Check each line below for the word "attributed" and give the number of lines that have it, nothing more.

--- Start ---

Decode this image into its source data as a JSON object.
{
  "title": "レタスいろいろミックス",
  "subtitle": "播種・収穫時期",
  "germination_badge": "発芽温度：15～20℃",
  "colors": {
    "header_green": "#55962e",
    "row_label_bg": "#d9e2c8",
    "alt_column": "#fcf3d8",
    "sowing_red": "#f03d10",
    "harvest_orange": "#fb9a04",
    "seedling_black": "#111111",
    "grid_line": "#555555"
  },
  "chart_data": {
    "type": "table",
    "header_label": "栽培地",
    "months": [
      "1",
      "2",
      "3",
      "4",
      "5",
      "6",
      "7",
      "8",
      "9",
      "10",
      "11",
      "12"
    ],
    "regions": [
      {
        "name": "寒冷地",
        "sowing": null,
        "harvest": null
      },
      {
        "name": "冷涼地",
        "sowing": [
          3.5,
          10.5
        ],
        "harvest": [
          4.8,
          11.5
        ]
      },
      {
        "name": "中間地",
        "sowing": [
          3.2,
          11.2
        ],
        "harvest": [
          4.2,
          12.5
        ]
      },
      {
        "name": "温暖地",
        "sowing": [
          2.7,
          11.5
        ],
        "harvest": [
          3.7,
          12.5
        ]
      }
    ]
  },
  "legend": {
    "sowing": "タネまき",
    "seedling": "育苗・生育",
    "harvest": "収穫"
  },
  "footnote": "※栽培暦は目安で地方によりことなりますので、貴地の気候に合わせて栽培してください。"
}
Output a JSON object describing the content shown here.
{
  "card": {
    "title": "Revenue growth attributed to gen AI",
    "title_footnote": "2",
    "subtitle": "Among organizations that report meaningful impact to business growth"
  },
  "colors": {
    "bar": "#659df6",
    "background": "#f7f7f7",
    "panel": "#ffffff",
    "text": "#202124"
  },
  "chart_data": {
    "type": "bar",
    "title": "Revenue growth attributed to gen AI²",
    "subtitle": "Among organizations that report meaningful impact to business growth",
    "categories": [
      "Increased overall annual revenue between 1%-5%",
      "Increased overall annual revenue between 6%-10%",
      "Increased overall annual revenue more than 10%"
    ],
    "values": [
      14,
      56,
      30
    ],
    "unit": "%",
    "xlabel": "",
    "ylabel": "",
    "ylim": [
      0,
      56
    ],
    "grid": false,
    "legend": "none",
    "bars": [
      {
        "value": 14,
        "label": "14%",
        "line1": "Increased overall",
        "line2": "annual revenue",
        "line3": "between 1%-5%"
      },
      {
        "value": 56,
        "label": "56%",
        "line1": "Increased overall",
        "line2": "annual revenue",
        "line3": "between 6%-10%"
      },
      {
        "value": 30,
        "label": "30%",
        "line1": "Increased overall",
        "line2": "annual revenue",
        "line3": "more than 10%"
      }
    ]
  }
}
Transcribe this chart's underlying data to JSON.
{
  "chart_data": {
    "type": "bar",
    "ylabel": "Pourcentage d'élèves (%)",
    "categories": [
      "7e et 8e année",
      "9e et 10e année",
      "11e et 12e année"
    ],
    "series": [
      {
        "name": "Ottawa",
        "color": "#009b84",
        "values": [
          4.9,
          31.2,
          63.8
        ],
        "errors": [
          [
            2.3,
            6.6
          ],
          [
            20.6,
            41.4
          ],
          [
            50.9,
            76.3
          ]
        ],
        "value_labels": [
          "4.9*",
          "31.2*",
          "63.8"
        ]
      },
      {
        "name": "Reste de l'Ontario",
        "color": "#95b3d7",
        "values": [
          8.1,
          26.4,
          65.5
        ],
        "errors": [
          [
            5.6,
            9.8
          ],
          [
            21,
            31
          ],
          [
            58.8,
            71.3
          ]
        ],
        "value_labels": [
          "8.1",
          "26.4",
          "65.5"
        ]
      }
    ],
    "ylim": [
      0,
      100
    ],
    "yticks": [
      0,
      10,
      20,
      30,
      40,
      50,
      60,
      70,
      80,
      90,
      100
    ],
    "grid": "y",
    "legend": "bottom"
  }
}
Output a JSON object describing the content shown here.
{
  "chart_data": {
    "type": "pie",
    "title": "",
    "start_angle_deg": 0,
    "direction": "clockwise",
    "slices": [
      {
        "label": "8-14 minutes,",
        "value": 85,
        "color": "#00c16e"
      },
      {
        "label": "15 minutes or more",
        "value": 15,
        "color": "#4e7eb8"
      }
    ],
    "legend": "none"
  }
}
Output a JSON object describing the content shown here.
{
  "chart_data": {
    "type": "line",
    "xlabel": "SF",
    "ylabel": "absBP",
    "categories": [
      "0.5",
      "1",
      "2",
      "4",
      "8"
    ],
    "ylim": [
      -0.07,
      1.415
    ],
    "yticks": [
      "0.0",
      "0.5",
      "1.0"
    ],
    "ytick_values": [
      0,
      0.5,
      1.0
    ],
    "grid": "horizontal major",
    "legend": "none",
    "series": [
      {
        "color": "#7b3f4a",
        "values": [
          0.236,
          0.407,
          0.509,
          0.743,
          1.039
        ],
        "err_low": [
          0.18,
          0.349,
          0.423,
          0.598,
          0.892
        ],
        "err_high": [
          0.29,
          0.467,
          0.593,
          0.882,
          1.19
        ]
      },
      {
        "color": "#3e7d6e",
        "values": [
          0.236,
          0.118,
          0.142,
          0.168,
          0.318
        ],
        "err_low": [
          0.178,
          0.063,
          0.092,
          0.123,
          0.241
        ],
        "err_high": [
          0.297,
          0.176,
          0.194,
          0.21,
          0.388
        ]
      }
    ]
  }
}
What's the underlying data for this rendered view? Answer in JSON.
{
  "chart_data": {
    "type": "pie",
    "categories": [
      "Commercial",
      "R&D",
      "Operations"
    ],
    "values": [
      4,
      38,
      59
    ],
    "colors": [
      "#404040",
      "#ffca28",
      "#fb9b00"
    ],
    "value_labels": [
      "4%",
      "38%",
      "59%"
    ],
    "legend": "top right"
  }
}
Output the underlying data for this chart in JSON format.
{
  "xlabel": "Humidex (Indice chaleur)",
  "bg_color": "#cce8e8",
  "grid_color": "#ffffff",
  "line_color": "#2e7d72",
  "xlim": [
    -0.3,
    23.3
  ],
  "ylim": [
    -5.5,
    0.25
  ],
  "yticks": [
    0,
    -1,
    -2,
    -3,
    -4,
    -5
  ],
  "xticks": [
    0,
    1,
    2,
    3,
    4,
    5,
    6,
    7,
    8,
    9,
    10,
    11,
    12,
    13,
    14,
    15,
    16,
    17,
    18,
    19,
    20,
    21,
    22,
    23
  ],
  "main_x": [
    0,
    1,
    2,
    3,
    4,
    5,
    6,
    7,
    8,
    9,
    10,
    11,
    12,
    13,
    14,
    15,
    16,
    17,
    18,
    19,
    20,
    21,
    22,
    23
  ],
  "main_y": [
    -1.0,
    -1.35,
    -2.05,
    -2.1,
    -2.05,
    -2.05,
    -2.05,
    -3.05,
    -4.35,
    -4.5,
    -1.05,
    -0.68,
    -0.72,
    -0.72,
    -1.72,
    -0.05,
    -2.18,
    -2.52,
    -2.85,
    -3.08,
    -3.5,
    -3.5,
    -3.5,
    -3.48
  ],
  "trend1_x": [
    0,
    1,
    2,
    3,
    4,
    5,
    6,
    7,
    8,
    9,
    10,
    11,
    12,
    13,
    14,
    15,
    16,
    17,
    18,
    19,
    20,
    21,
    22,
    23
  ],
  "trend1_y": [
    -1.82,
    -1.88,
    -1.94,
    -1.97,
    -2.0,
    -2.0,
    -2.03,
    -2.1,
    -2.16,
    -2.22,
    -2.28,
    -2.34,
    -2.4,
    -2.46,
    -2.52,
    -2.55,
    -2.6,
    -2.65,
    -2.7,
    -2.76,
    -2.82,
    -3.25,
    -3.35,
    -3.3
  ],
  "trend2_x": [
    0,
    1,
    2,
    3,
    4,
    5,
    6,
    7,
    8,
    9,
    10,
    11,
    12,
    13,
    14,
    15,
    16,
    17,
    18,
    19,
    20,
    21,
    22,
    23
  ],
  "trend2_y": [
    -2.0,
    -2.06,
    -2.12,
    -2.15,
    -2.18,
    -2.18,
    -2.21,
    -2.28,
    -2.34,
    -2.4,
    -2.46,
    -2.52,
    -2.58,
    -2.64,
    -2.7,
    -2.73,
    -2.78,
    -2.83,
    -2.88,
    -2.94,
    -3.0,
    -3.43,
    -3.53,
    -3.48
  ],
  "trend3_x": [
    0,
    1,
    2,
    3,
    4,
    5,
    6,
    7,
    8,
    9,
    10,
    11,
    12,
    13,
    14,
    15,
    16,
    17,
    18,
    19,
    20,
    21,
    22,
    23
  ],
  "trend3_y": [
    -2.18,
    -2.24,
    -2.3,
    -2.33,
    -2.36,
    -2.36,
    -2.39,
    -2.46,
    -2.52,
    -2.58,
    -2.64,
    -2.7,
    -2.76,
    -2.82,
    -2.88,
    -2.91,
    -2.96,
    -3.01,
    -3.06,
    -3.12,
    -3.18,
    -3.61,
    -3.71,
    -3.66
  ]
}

--- End ---

- [Result]: 2